- Directions for this task
Look below and pull out each line with the word "Schmidt".

[Stored data entries]
..............................

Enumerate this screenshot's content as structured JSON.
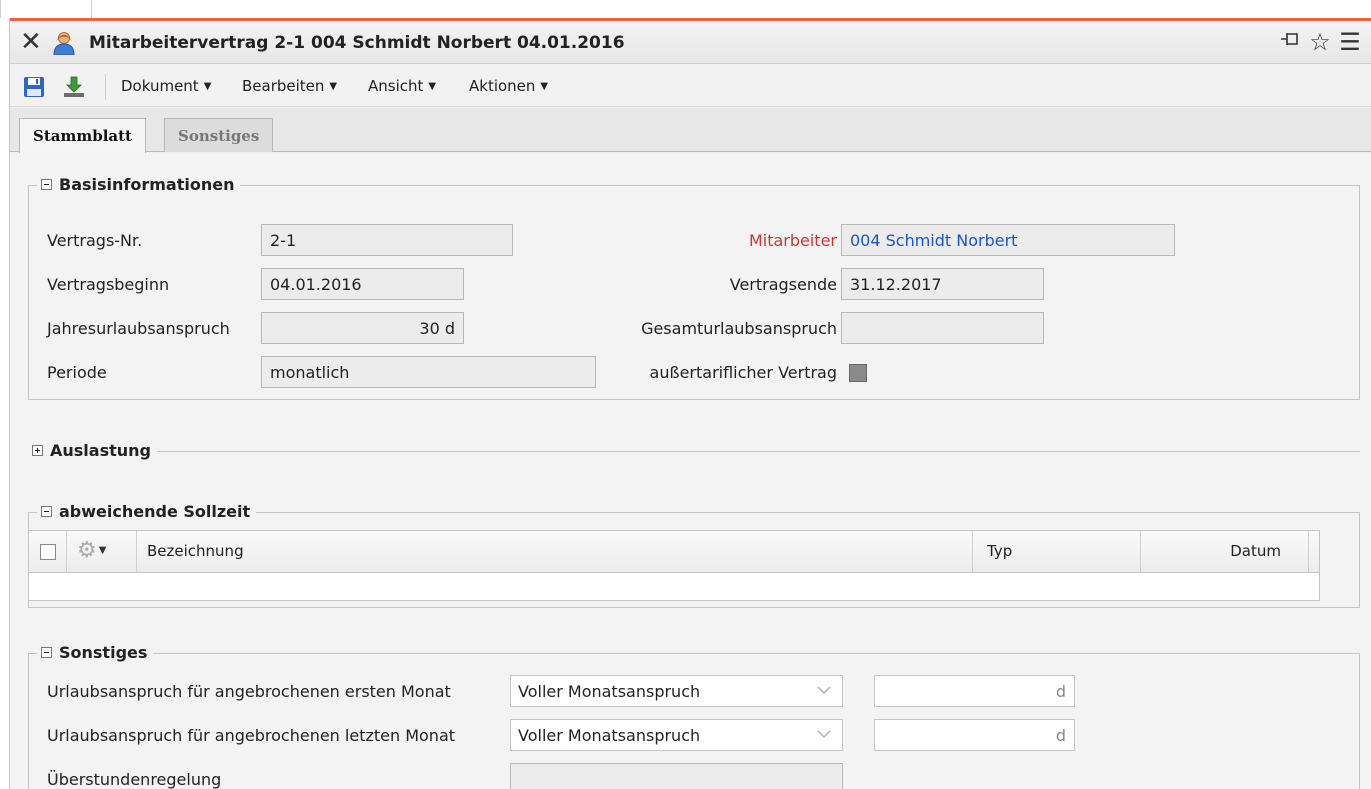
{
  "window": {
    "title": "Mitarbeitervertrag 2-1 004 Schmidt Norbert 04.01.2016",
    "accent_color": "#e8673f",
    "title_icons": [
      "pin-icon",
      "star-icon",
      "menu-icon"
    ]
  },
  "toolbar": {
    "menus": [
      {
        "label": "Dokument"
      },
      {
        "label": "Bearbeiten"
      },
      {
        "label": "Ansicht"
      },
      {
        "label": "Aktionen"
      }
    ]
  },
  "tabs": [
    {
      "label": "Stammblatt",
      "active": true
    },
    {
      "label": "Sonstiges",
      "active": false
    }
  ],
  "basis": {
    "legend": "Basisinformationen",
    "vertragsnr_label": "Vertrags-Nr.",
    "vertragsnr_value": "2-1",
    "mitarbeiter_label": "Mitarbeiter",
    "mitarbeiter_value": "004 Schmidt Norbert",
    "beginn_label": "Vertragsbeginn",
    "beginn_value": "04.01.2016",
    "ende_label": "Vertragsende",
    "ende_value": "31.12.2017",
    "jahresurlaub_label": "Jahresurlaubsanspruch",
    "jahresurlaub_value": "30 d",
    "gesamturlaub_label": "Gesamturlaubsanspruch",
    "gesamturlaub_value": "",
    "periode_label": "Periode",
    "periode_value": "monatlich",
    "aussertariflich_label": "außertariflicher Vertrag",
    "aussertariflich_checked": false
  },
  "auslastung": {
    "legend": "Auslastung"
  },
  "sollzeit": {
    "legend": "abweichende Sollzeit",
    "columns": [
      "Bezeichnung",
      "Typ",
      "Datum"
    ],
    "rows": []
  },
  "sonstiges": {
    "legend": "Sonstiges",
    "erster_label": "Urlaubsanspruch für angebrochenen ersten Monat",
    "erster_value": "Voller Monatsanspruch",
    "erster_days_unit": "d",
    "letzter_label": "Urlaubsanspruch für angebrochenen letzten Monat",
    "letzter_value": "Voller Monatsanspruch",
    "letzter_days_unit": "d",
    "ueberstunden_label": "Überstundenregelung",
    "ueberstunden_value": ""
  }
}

..............................

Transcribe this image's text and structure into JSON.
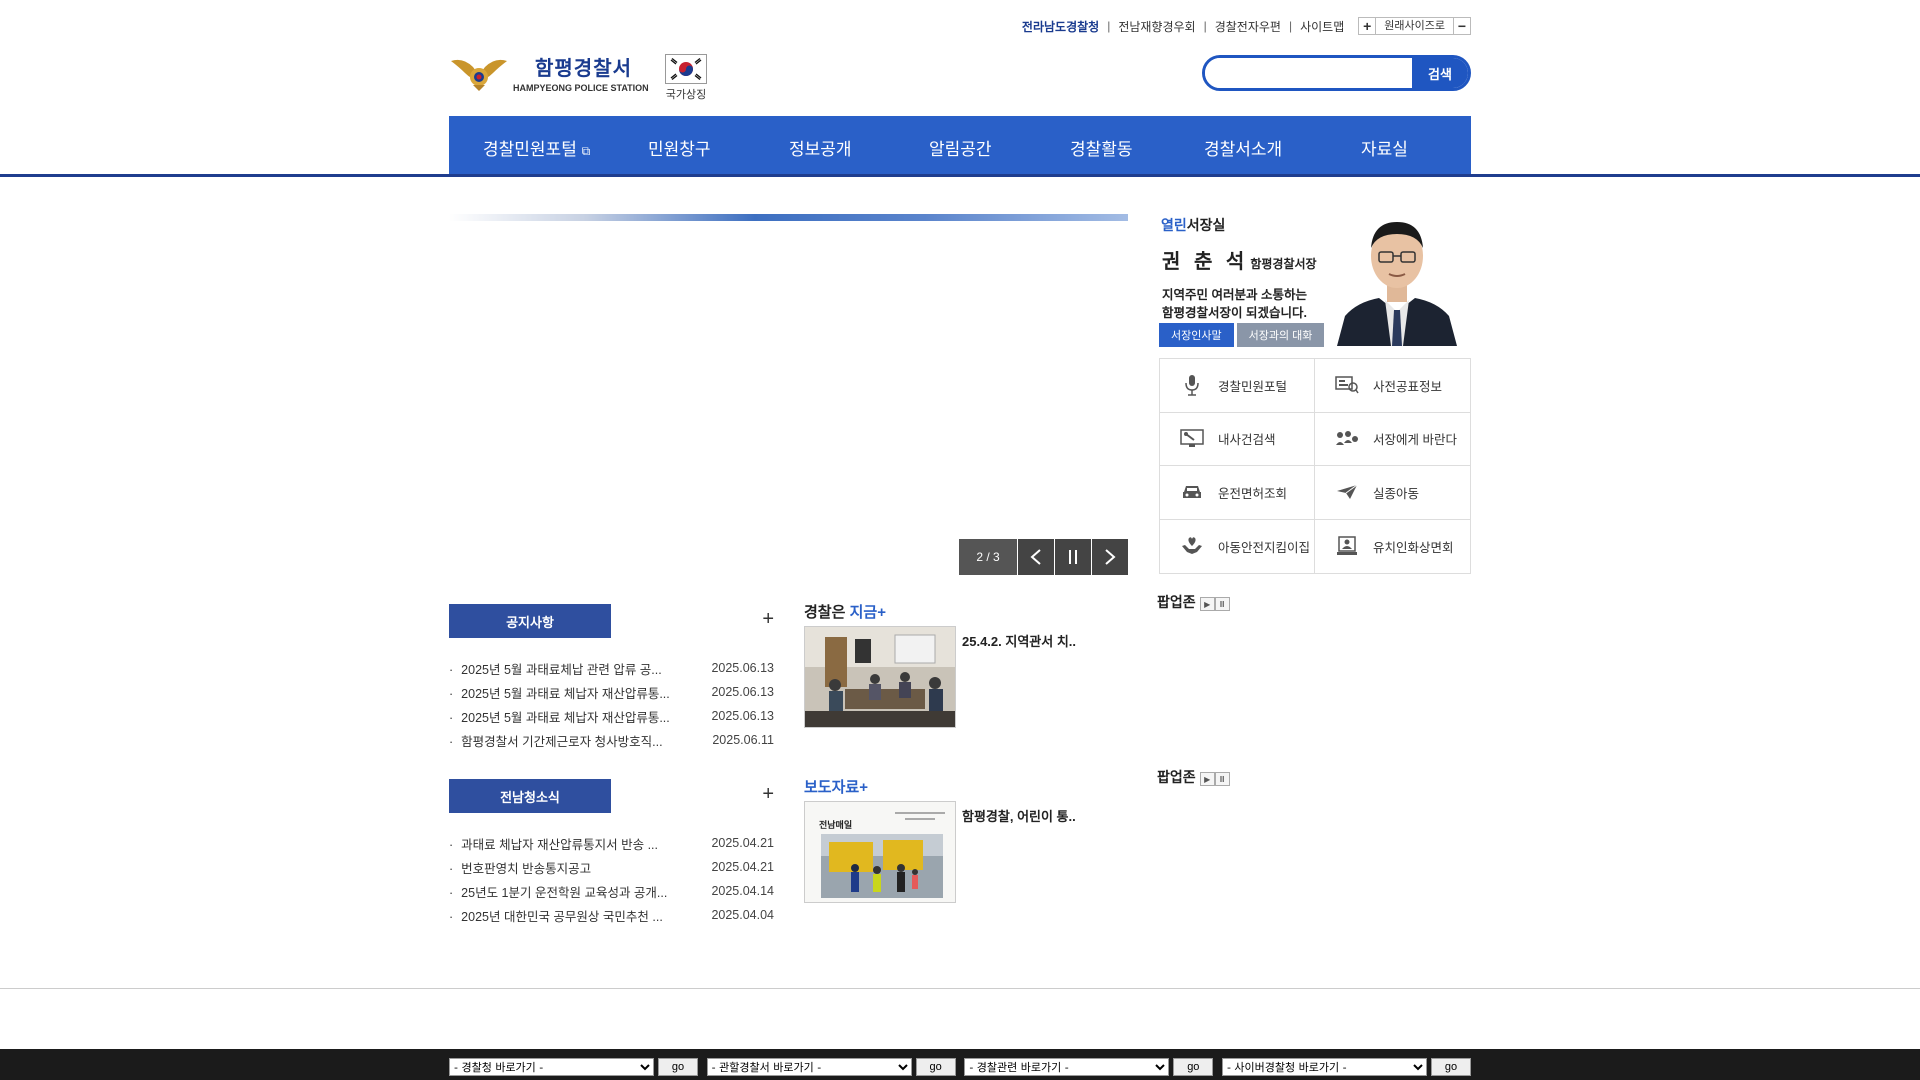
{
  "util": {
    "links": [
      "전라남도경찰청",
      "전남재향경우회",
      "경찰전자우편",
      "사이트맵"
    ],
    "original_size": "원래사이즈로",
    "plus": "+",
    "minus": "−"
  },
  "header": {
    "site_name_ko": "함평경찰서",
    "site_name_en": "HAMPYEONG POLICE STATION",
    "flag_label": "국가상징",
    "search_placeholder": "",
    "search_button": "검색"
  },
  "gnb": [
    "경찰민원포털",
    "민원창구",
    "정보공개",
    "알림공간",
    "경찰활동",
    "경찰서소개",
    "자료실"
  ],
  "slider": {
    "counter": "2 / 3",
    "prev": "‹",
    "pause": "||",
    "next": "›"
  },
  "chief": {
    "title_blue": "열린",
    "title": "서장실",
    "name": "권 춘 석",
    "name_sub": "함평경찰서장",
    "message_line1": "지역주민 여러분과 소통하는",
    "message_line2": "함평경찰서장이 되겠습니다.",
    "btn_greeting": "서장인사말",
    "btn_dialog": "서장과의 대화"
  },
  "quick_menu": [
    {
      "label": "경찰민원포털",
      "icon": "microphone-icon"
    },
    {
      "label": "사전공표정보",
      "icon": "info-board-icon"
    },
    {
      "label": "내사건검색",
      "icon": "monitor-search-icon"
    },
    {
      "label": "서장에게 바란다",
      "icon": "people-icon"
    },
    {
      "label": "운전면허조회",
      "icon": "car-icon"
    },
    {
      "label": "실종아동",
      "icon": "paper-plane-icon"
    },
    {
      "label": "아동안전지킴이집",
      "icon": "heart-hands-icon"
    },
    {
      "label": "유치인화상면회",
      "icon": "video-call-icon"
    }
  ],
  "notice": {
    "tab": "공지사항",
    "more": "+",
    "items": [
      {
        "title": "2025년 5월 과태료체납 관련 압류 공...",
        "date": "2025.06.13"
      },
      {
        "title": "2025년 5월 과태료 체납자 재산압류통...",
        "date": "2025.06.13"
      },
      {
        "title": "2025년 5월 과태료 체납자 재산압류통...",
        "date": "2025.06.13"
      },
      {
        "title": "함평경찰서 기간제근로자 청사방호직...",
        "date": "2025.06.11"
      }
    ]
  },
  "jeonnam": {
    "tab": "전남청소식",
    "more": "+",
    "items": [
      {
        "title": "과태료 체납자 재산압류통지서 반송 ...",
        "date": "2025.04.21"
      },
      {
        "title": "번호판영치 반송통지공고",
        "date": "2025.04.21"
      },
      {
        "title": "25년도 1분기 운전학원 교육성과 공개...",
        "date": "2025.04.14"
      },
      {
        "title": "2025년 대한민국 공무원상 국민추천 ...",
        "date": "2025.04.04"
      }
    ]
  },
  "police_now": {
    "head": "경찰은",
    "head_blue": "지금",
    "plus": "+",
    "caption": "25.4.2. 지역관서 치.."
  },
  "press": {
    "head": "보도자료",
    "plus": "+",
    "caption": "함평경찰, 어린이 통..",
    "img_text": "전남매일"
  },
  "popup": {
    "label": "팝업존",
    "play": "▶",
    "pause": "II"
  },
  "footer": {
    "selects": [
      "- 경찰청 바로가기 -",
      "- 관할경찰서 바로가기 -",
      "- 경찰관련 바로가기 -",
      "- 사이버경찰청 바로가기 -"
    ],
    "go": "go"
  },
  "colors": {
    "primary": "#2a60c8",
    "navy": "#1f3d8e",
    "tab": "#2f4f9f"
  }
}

..............................

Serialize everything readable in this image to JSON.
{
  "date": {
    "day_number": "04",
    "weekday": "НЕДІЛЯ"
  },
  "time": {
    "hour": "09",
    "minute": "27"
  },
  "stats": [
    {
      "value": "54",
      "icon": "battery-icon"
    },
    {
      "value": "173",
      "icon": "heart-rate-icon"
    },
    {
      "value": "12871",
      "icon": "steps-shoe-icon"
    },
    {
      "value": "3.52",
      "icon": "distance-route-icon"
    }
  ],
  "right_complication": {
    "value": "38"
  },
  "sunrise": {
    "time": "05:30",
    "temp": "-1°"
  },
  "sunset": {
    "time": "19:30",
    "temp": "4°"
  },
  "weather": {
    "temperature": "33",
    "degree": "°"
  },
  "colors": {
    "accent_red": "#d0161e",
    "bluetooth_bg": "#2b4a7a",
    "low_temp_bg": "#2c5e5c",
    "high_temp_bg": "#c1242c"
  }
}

..............................

- Response to this exercise
    "title": "Mitarbeitervertrag 2-1 004 Schmidt Norbert 04.01.2016",
    "mitarbeiter_value": "004 Schmidt Norbert",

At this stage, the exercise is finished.